(Problem requirements): Copy every line of the following data that includes the string "Conscientiousness".
— START OF Provided data —
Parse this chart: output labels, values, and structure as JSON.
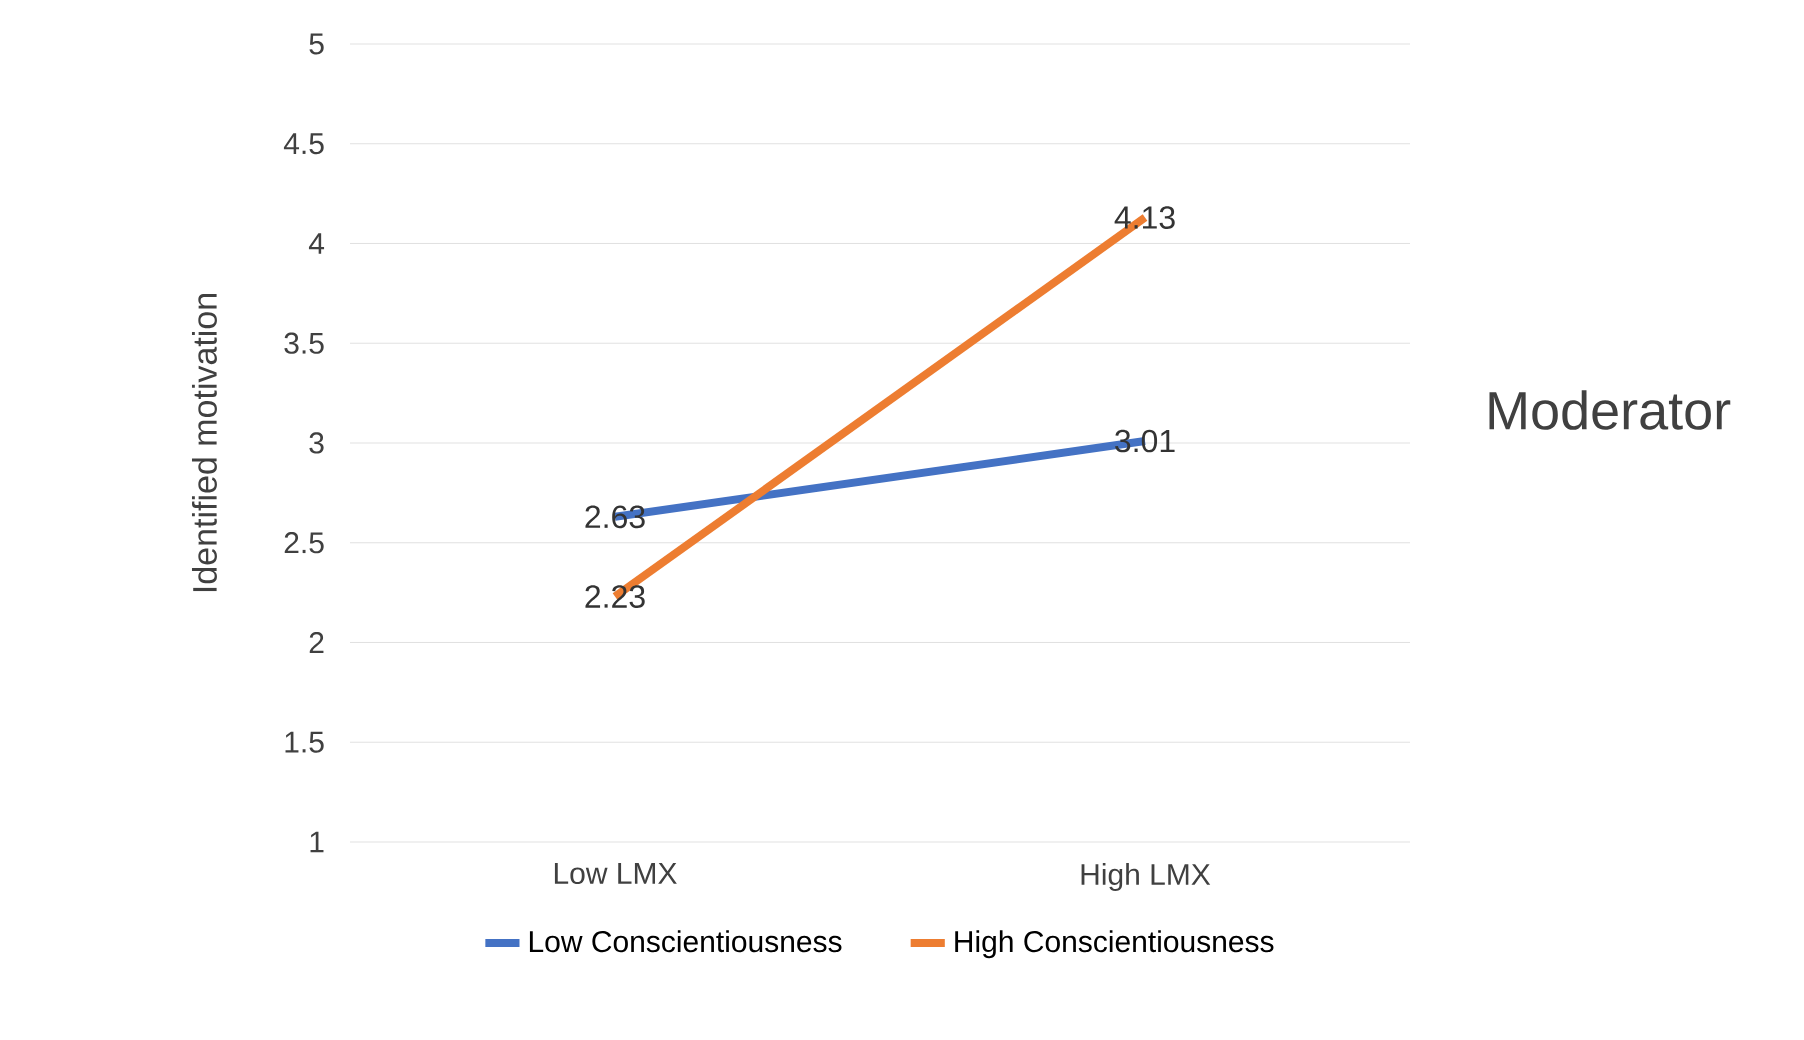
{
  "chart_data": {
    "type": "line",
    "categories": [
      "Low LMX",
      "High LMX"
    ],
    "series": [
      {
        "name": "Low Conscientiousness",
        "color": "#4472c4",
        "values": [
          2.63,
          3.01
        ]
      },
      {
        "name": "High Conscientiousness",
        "color": "#ed7d31",
        "values": [
          2.23,
          4.13
        ]
      }
    ],
    "ylabel": "Identified motivation",
    "ylim": [
      1,
      5
    ],
    "yticks": [
      1,
      1.5,
      2,
      2.5,
      3,
      3.5,
      4,
      4.5,
      5
    ],
    "grid": "y",
    "legend": "bottom",
    "data_labels": true,
    "marker": "none",
    "line_style": "solid",
    "annotations": [
      "Moderator"
    ]
  }
}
— END OF Provided data —
(Response to this exercise):
        "name": "Low Conscientiousness",
        "name": "High Conscientiousness",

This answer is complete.